### SHORT EXERCISE
Return each entry exactly, omitting nothing.

+--

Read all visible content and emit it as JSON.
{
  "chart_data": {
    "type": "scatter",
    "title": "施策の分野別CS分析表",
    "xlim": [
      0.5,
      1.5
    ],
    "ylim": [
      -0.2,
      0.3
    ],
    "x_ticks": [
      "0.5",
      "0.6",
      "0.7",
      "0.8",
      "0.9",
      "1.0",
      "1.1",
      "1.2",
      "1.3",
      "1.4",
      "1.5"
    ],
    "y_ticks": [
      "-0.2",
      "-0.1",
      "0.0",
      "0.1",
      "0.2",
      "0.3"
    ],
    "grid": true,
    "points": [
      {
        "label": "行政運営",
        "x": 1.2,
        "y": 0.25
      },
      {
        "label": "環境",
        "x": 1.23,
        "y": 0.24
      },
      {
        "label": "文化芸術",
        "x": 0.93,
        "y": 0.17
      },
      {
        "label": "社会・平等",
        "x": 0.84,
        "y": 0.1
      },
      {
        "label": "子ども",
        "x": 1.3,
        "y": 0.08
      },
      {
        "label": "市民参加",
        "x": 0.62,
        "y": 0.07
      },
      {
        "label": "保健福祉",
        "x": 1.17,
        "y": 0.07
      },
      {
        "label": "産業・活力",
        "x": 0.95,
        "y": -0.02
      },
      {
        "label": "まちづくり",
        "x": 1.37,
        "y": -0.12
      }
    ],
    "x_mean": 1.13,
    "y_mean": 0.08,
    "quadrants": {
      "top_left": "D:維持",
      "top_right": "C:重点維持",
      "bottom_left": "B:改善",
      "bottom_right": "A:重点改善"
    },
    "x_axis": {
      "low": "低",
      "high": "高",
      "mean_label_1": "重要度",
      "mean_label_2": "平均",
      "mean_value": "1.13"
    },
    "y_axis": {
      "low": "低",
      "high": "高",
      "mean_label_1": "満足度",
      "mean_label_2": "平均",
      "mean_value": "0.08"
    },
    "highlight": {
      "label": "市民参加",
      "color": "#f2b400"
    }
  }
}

+--

### RESPONSE TO THIS TASK
Read all visible content and emit it as JSON.
{
  "chart_data": {
    "type": "scatter",
    "title": "施策の分野別CS分析表",
    "xlim": [
      0.5,
      1.5
    ],
    "ylim": [
      -0.2,
      0.3
    ],
    "x_ticks": [
      "0.5",
      "0.6",
      "0.7",
      "0.8",
      "0.9",
      "1.0",
      "1.1",
      "1.2",
      "1.3",
      "1.4",
      "1.5"
    ],
    "y_ticks": [
      "-0.2",
      "-0.1",
      "0.0",
      "0.1",
      "0.2",
      "0.3"
    ],
    "grid": true,
    "points": [
      {
        "label": "行政運営",
        "x": 1.2,
        "y": 0.25
      },
      {
        "label": "環境",
        "x": 1.23,
        "y": 0.24
      },
      {
        "label": "文化芸術",
        "x": 0.93,
        "y": 0.17
      },
      {
        "label": "社会・平等",
        "x": 0.84,
        "y": 0.1
      },
      {
        "label": "子ども",
        "x": 1.3,
        "y": 0.08
      },
      {
        "label": "市民参加",
        "x": 0.62,
        "y": 0.07
      },
      {
        "label": "保健福祉",
        "x": 1.17,
        "y": 0.07
      },
      {
        "label": "産業・活力",
        "x": 0.95,
        "y": -0.02
      },
      {
        "label": "まちづくり",
        "x": 1.37,
        "y": -0.12
      }
    ],
    "x_mean": 1.13,
    "y_mean": 0.08,
    "quadrants": {
      "top_left": "D:維持",
      "top_right": "C:重点維持",
      "bottom_left": "B:改善",
      "bottom_right": "A:重点改善"
    },
    "x_axis": {
      "low": "低",
      "high": "高",
      "mean_label_1": "重要度",
      "mean_label_2": "平均",
      "mean_value": "1.13"
    },
    "y_axis": {
      "low": "低",
      "high": "高",
      "mean_label_1": "満足度",
      "mean_label_2": "平均",
      "mean_value": "0.08"
    },
    "highlight": {
      "label": "市民参加",
      "color": "#f2b400"
    }
  }
}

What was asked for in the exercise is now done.